**Task to carry out**:
Tally the lines with the word "total" and report the number alone.

**Input**:
▶

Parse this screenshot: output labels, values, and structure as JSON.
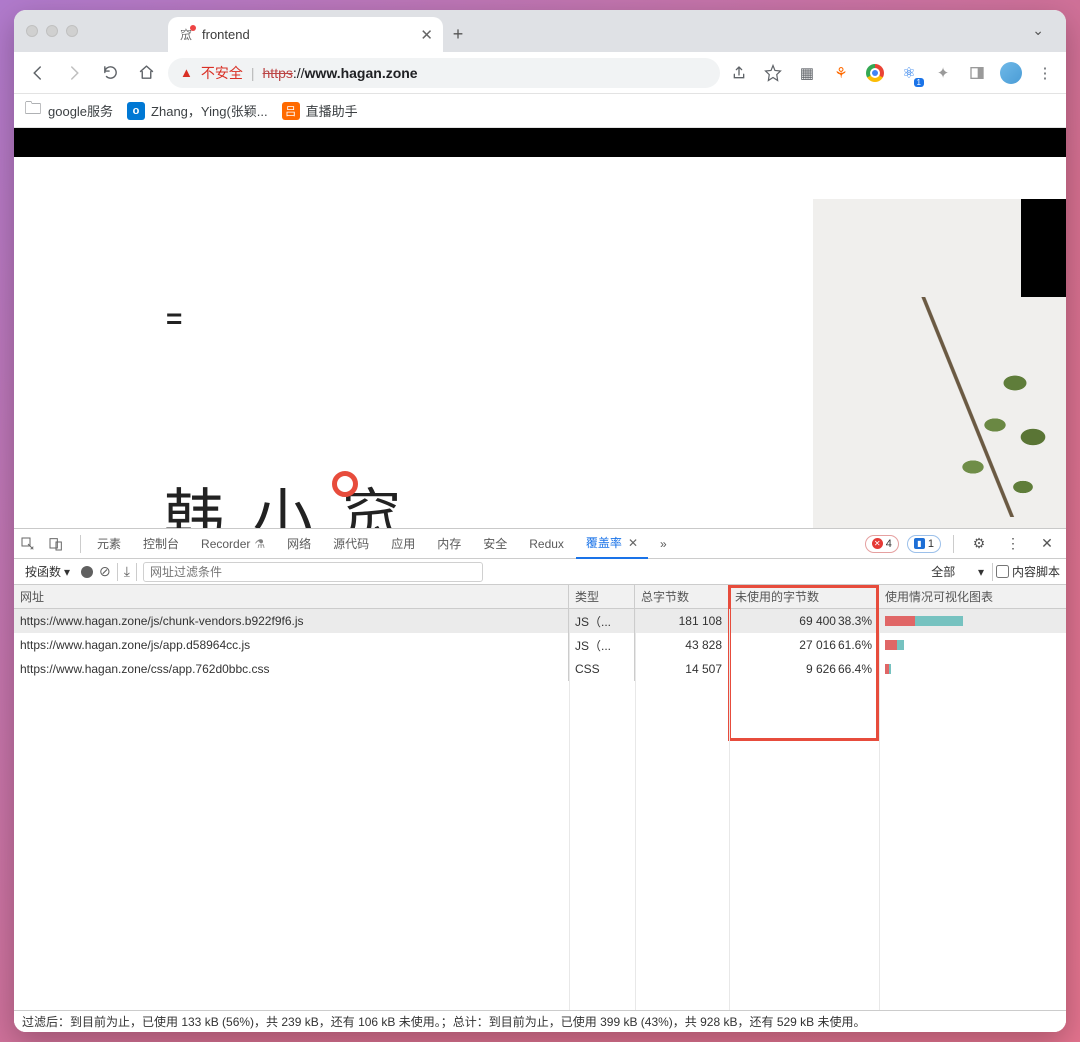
{
  "tab": {
    "title": "frontend"
  },
  "address": {
    "warn": "不安全",
    "scheme": "https",
    "rest": "://",
    "host": "www.hagan.zone"
  },
  "bookmarks": {
    "b1": "google服务",
    "b2": "Zhang，Ying(张颖...",
    "b3": "直播助手"
  },
  "page": {
    "hamburger": "☰",
    "title": "韩 小 窊"
  },
  "devtools": {
    "tabs": {
      "elements": "元素",
      "console": "控制台",
      "recorder": "Recorder",
      "network": "网络",
      "sources": "源代码",
      "application": "应用",
      "memory": "内存",
      "security": "安全",
      "redux": "Redux",
      "coverage": "覆盖率"
    },
    "errors": "4",
    "info": "1"
  },
  "coverage": {
    "perFn": "按函数",
    "filter_placeholder": "网址过滤条件",
    "scope": "全部",
    "content_script": "内容脚本",
    "headers": {
      "url": "网址",
      "type": "类型",
      "total": "总字节数",
      "unused": "未使用的字节数",
      "viz": "使用情况可视化图表"
    },
    "rows": [
      {
        "url": "https://www.hagan.zone/js/chunk-vendors.b922f9f6.js",
        "type": "JS（...",
        "total": "181 108",
        "unused": "69 400",
        "pct": "38.3%",
        "red": 30,
        "teal": 48
      },
      {
        "url": "https://www.hagan.zone/js/app.d58964cc.js",
        "type": "JS（...",
        "total": "43 828",
        "unused": "27 016",
        "pct": "61.6%",
        "red": 12,
        "teal": 7
      },
      {
        "url": "https://www.hagan.zone/css/app.762d0bbc.css",
        "type": "CSS",
        "total": "14 507",
        "unused": "9 626",
        "pct": "66.4%",
        "red": 4,
        "teal": 2
      }
    ]
  },
  "status": "过滤后：到目前为止，已使用 133 kB (56%)，共 239 kB，还有 106 kB 未使用。；总计：到目前为止，已使用 399 kB (43%)，共 928 kB，还有 529 kB 未使用。"
}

◀

**Solution for this exercise**:
4